■ Stated problem ■
Transcribe all of the records word for word, but omit the pictures.

## Start Records for the task

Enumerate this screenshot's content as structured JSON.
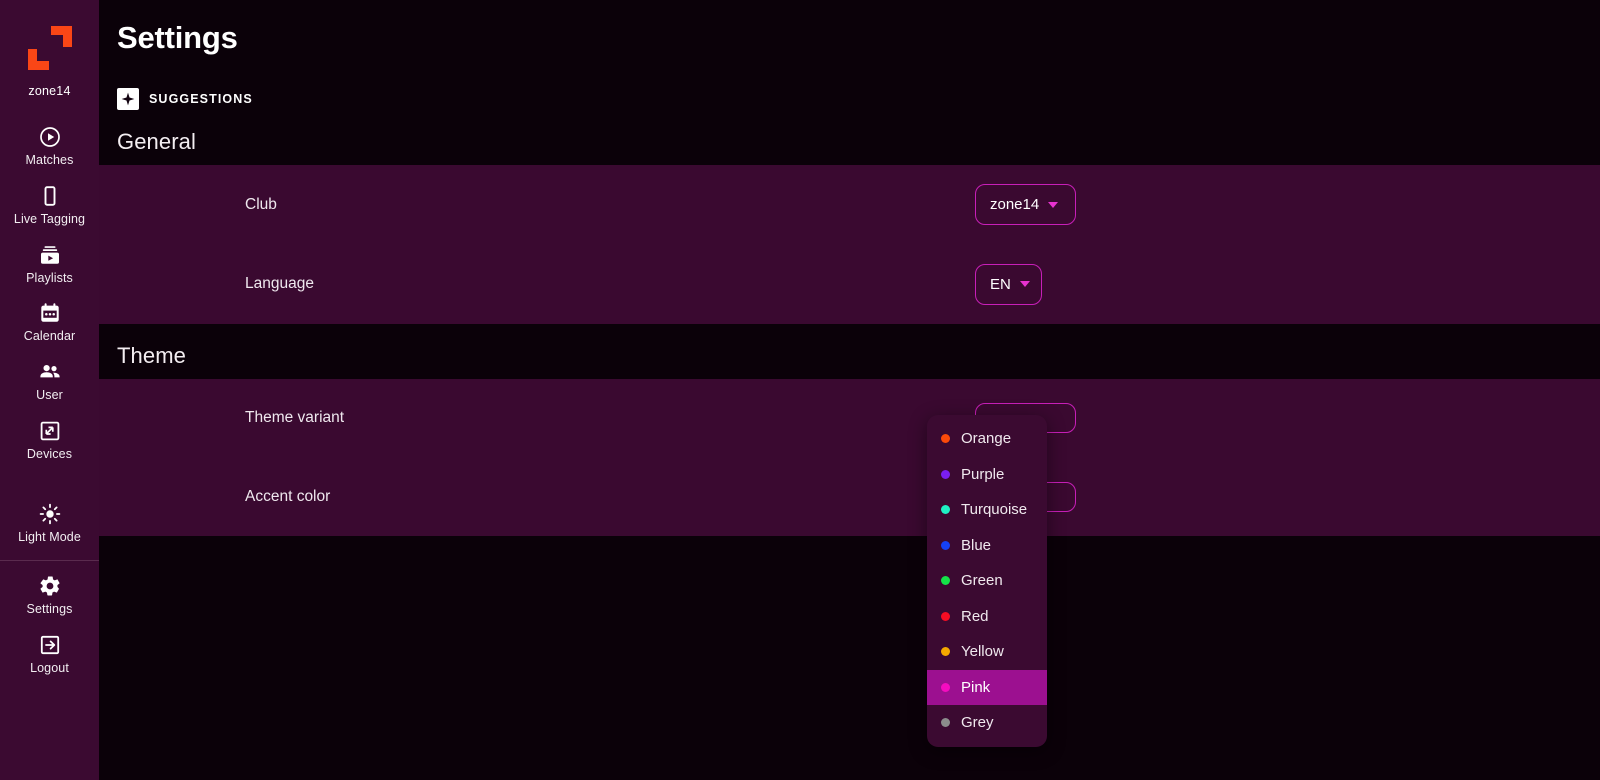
{
  "app": {
    "brand": "zone14",
    "logo_color": "#fa4616"
  },
  "sidebar": {
    "items": [
      {
        "label": "Matches",
        "icon": "play-circle-icon"
      },
      {
        "label": "Live Tagging",
        "icon": "mobile-icon"
      },
      {
        "label": "Playlists",
        "icon": "video-library-icon"
      },
      {
        "label": "Calendar",
        "icon": "calendar-icon"
      },
      {
        "label": "User",
        "icon": "people-icon"
      },
      {
        "label": "Devices",
        "icon": "devices-icon"
      },
      {
        "label": "Light Mode",
        "icon": "sun-icon"
      },
      {
        "label": "Settings",
        "icon": "gear-icon"
      },
      {
        "label": "Logout",
        "icon": "logout-icon"
      }
    ]
  },
  "header": {
    "title": "Settings",
    "suggestions_label": "SUGGESTIONS",
    "suggestions_icon": "sparkle-icon"
  },
  "sections": [
    {
      "title": "General",
      "rows": [
        {
          "label": "Club",
          "value": "zone14"
        },
        {
          "label": "Language",
          "value": "EN"
        }
      ]
    },
    {
      "title": "Theme",
      "rows": [
        {
          "label": "Theme variant",
          "value": ""
        },
        {
          "label": "Accent color",
          "value": ""
        }
      ]
    }
  ],
  "accent_menu": {
    "open": true,
    "selected": "Pink",
    "options": [
      {
        "label": "Orange",
        "color": "#fb4a0a"
      },
      {
        "label": "Purple",
        "color": "#7a1ef0"
      },
      {
        "label": "Turquoise",
        "color": "#1ff0c4"
      },
      {
        "label": "Blue",
        "color": "#1540f5"
      },
      {
        "label": "Green",
        "color": "#14e248"
      },
      {
        "label": "Red",
        "color": "#f50d23"
      },
      {
        "label": "Yellow",
        "color": "#f4a800"
      },
      {
        "label": "Pink",
        "color": "#f50cc0"
      },
      {
        "label": "Grey",
        "color": "#8c8c8c"
      }
    ]
  },
  "theme": {
    "page_bg": "#0b0109",
    "sidebar_bg": "#3b0a31",
    "panel_bg": "#3a0930",
    "accent": "#c81fb8",
    "highlight": "#9c1090"
  }
}
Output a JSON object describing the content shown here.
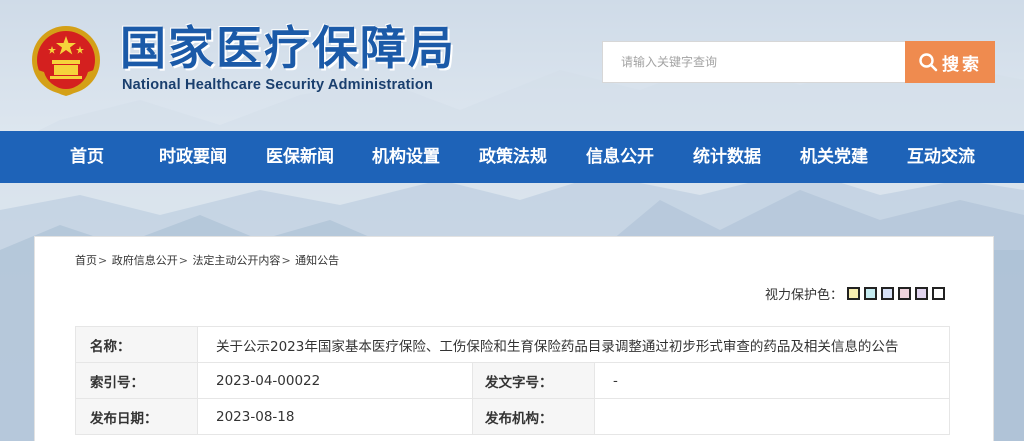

## End Records for the task

■ Result for this task ■
Enumerate this screenshot's content as structured JSON.
{
  "app": {
    "brand": "zone14",
    "logo_color": "#fa4616"
  },
  "sidebar": {
    "items": [
      {
        "label": "Matches",
        "icon": "play-circle-icon"
      },
      {
        "label": "Live Tagging",
        "icon": "mobile-icon"
      },
      {
        "label": "Playlists",
        "icon": "video-library-icon"
      },
      {
        "label": "Calendar",
        "icon": "calendar-icon"
      },
      {
        "label": "User",
        "icon": "people-icon"
      },
      {
        "label": "Devices",
        "icon": "devices-icon"
      },
      {
        "label": "Light Mode",
        "icon": "sun-icon"
      },
      {
        "label": "Settings",
        "icon": "gear-icon"
      },
      {
        "label": "Logout",
        "icon": "logout-icon"
      }
    ]
  },
  "header": {
    "title": "Settings",
    "suggestions_label": "SUGGESTIONS",
    "suggestions_icon": "sparkle-icon"
  },
  "sections": [
    {
      "title": "General",
      "rows": [
        {
          "label": "Club",
          "value": "zone14"
        },
        {
          "label": "Language",
          "value": "EN"
        }
      ]
    },
    {
      "title": "Theme",
      "rows": [
        {
          "label": "Theme variant",
          "value": ""
        },
        {
          "label": "Accent color",
          "value": ""
        }
      ]
    }
  ],
  "accent_menu": {
    "open": true,
    "selected": "Pink",
    "options": [
      {
        "label": "Orange",
        "color": "#fb4a0a"
      },
      {
        "label": "Purple",
        "color": "#7a1ef0"
      },
      {
        "label": "Turquoise",
        "color": "#1ff0c4"
      },
      {
        "label": "Blue",
        "color": "#1540f5"
      },
      {
        "label": "Green",
        "color": "#14e248"
      },
      {
        "label": "Red",
        "color": "#f50d23"
      },
      {
        "label": "Yellow",
        "color": "#f4a800"
      },
      {
        "label": "Pink",
        "color": "#f50cc0"
      },
      {
        "label": "Grey",
        "color": "#8c8c8c"
      }
    ]
  },
  "theme": {
    "page_bg": "#0b0109",
    "sidebar_bg": "#3b0a31",
    "panel_bg": "#3a0930",
    "accent": "#c81fb8",
    "highlight": "#9c1090"
  }
}
Output a JSON object describing the content shown here.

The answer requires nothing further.